- WHAT YOU SHOULD DO: Copy out every record below with complete accuracy.

[START OF AVAILABLE DATA]

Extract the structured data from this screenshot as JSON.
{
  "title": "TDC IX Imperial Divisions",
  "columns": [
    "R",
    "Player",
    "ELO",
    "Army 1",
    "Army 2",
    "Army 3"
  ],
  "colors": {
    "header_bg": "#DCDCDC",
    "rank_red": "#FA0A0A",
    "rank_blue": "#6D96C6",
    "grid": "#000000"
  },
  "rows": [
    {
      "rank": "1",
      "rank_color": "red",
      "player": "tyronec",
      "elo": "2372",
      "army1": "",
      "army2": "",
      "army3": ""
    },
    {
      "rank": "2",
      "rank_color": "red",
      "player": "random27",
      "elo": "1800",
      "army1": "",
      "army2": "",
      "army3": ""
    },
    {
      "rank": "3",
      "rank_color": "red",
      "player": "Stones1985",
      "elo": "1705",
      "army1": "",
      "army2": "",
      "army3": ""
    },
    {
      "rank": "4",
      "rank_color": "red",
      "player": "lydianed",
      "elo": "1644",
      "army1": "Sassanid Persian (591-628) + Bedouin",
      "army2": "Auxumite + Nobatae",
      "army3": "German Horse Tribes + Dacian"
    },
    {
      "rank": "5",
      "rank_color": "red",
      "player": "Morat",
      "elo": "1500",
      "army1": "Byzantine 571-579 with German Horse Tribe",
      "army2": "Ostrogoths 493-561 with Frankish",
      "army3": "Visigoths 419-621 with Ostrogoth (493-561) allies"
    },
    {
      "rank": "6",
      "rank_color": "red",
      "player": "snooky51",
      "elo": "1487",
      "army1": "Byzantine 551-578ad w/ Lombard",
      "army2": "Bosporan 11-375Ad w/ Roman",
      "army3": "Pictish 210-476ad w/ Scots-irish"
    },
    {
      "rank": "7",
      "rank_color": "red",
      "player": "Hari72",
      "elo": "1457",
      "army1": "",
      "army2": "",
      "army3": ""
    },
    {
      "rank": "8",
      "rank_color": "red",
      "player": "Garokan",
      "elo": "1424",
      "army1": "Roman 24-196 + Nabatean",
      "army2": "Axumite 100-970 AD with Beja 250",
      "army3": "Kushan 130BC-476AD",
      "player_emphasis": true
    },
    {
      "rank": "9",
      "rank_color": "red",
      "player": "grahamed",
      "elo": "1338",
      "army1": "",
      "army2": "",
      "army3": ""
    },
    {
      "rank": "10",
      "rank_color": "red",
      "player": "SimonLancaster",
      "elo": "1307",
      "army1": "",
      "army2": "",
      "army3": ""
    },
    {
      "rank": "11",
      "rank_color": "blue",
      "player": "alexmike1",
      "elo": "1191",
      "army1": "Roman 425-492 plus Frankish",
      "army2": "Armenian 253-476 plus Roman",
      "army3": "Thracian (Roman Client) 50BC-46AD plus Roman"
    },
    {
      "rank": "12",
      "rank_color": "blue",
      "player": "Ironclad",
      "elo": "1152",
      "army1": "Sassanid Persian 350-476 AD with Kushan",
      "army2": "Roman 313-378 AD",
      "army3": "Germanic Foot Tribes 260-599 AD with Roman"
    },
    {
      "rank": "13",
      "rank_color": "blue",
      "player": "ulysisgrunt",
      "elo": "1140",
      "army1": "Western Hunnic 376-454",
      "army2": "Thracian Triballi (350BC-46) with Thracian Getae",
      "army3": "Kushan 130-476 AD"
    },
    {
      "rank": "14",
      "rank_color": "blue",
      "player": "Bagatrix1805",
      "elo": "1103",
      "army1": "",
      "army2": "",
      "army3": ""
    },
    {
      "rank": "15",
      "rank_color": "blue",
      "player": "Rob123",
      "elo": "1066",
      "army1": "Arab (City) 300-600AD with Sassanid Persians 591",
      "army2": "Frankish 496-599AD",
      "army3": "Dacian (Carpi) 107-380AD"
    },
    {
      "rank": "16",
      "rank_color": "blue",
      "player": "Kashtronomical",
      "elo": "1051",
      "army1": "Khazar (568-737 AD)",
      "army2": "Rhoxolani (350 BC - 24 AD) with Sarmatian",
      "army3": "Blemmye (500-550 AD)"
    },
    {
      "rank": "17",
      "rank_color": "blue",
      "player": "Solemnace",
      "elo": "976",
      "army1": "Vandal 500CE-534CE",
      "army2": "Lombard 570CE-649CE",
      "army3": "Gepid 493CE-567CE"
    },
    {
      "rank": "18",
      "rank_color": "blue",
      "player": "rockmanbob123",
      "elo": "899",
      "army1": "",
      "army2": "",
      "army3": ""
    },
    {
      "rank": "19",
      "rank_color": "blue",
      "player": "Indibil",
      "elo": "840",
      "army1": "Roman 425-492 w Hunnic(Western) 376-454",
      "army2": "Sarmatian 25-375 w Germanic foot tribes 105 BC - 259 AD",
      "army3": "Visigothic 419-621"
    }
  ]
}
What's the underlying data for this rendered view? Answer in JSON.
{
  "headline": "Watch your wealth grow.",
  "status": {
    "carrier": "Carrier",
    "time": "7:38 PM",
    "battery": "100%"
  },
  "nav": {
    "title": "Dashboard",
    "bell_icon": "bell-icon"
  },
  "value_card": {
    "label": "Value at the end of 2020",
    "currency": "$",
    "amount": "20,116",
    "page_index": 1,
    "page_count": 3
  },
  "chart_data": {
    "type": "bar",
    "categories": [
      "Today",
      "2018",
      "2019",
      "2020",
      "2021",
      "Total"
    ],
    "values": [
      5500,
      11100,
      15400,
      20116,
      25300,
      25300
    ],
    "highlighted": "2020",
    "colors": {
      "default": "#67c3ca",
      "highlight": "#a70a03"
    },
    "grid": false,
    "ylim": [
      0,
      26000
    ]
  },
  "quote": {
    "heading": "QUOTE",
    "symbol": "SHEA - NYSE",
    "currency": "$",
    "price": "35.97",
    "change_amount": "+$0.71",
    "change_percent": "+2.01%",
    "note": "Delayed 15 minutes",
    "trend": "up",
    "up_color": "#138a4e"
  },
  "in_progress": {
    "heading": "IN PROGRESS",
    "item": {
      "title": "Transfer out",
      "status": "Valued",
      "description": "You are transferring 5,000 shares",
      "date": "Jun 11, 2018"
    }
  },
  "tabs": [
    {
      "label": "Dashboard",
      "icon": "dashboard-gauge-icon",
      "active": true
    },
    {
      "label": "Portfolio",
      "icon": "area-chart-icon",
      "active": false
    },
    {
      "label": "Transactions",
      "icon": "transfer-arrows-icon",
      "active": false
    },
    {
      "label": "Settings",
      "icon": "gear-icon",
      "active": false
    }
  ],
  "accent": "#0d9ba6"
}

[END OF AVAILABLE DATA]

- WRITTEN REPLY:
Extract the structured data from this screenshot as JSON.
{
  "title": "TDC IX Imperial Divisions",
  "columns": [
    "R",
    "Player",
    "ELO",
    "Army 1",
    "Army 2",
    "Army 3"
  ],
  "colors": {
    "header_bg": "#DCDCDC",
    "rank_red": "#FA0A0A",
    "rank_blue": "#6D96C6",
    "grid": "#000000"
  },
  "rows": [
    {
      "rank": "1",
      "rank_color": "red",
      "player": "tyronec",
      "elo": "2372",
      "army1": "",
      "army2": "",
      "army3": ""
    },
    {
      "rank": "2",
      "rank_color": "red",
      "player": "random27",
      "elo": "1800",
      "army1": "",
      "army2": "",
      "army3": ""
    },
    {
      "rank": "3",
      "rank_color": "red",
      "player": "Stones1985",
      "elo": "1705",
      "army1": "",
      "army2": "",
      "army3": ""
    },
    {
      "rank": "4",
      "rank_color": "red",
      "player": "lydianed",
      "elo": "1644",
      "army1": "Sassanid Persian (591-628) + Bedouin",
      "army2": "Auxumite + Nobatae",
      "army3": "German Horse Tribes + Dacian"
    },
    {
      "rank": "5",
      "rank_color": "red",
      "player": "Morat",
      "elo": "1500",
      "army1": "Byzantine 571-579 with German Horse Tribe",
      "army2": "Ostrogoths 493-561 with Frankish",
      "army3": "Visigoths 419-621 with Ostrogoth (493-561) allies"
    },
    {
      "rank": "6",
      "rank_color": "red",
      "player": "snooky51",
      "elo": "1487",
      "army1": "Byzantine 551-578ad w/ Lombard",
      "army2": "Bosporan 11-375Ad w/ Roman",
      "army3": "Pictish 210-476ad w/ Scots-irish"
    },
    {
      "rank": "7",
      "rank_color": "red",
      "player": "Hari72",
      "elo": "1457",
      "army1": "",
      "army2": "",
      "army3": ""
    },
    {
      "rank": "8",
      "rank_color": "red",
      "player": "Garokan",
      "elo": "1424",
      "army1": "Roman 24-196 + Nabatean",
      "army2": "Axumite 100-970 AD with Beja 250",
      "army3": "Kushan 130BC-476AD",
      "player_emphasis": true
    },
    {
      "rank": "9",
      "rank_color": "red",
      "player": "grahamed",
      "elo": "1338",
      "army1": "",
      "army2": "",
      "army3": ""
    },
    {
      "rank": "10",
      "rank_color": "red",
      "player": "SimonLancaster",
      "elo": "1307",
      "army1": "",
      "army2": "",
      "army3": ""
    },
    {
      "rank": "11",
      "rank_color": "blue",
      "player": "alexmike1",
      "elo": "1191",
      "army1": "Roman 425-492 plus Frankish",
      "army2": "Armenian 253-476 plus Roman",
      "army3": "Thracian (Roman Client) 50BC-46AD plus Roman"
    },
    {
      "rank": "12",
      "rank_color": "blue",
      "player": "Ironclad",
      "elo": "1152",
      "army1": "Sassanid Persian 350-476 AD with Kushan",
      "army2": "Roman 313-378 AD",
      "army3": "Germanic Foot Tribes 260-599 AD with Roman"
    },
    {
      "rank": "13",
      "rank_color": "blue",
      "player": "ulysisgrunt",
      "elo": "1140",
      "army1": "Western Hunnic 376-454",
      "army2": "Thracian Triballi (350BC-46) with Thracian Getae",
      "army3": "Kushan 130-476 AD"
    },
    {
      "rank": "14",
      "rank_color": "blue",
      "player": "Bagatrix1805",
      "elo": "1103",
      "army1": "",
      "army2": "",
      "army3": ""
    },
    {
      "rank": "15",
      "rank_color": "blue",
      "player": "Rob123",
      "elo": "1066",
      "army1": "Arab (City) 300-600AD with Sassanid Persians 591",
      "army2": "Frankish 496-599AD",
      "army3": "Dacian (Carpi) 107-380AD"
    },
    {
      "rank": "16",
      "rank_color": "blue",
      "player": "Kashtronomical",
      "elo": "1051",
      "army1": "Khazar (568-737 AD)",
      "army2": "Rhoxolani (350 BC - 24 AD) with Sarmatian",
      "army3": "Blemmye (500-550 AD)"
    },
    {
      "rank": "17",
      "rank_color": "blue",
      "player": "Solemnace",
      "elo": "976",
      "army1": "Vandal 500CE-534CE",
      "army2": "Lombard 570CE-649CE",
      "army3": "Gepid 493CE-567CE"
    },
    {
      "rank": "18",
      "rank_color": "blue",
      "player": "rockmanbob123",
      "elo": "899",
      "army1": "",
      "army2": "",
      "army3": ""
    },
    {
      "rank": "19",
      "rank_color": "blue",
      "player": "Indibil",
      "elo": "840",
      "army1": "Roman 425-492 w Hunnic(Western) 376-454",
      "army2": "Sarmatian 25-375 w Germanic foot tribes 105 BC - 259 AD",
      "army3": "Visigothic 419-621"
    }
  ]
}
What's the underlying data for this rendered view? Answer in JSON.
{
  "headline": "Watch your wealth grow.",
  "status": {
    "carrier": "Carrier",
    "time": "7:38 PM",
    "battery": "100%"
  },
  "nav": {
    "title": "Dashboard",
    "bell_icon": "bell-icon"
  },
  "value_card": {
    "label": "Value at the end of 2020",
    "currency": "$",
    "amount": "20,116",
    "page_index": 1,
    "page_count": 3
  },
  "chart_data": {
    "type": "bar",
    "categories": [
      "Today",
      "2018",
      "2019",
      "2020",
      "2021",
      "Total"
    ],
    "values": [
      5500,
      11100,
      15400,
      20116,
      25300,
      25300
    ],
    "highlighted": "2020",
    "colors": {
      "default": "#67c3ca",
      "highlight": "#a70a03"
    },
    "grid": false,
    "ylim": [
      0,
      26000
    ]
  },
  "quote": {
    "heading": "QUOTE",
    "symbol": "SHEA - NYSE",
    "currency": "$",
    "price": "35.97",
    "change_amount": "+$0.71",
    "change_percent": "+2.01%",
    "note": "Delayed 15 minutes",
    "trend": "up",
    "up_color": "#138a4e"
  },
  "in_progress": {
    "heading": "IN PROGRESS",
    "item": {
      "title": "Transfer out",
      "status": "Valued",
      "description": "You are transferring 5,000 shares",
      "date": "Jun 11, 2018"
    }
  },
  "tabs": [
    {
      "label": "Dashboard",
      "icon": "dashboard-gauge-icon",
      "active": true
    },
    {
      "label": "Portfolio",
      "icon": "area-chart-icon",
      "active": false
    },
    {
      "label": "Transactions",
      "icon": "transfer-arrows-icon",
      "active": false
    },
    {
      "label": "Settings",
      "icon": "gear-icon",
      "active": false
    }
  ],
  "accent": "#0d9ba6"
}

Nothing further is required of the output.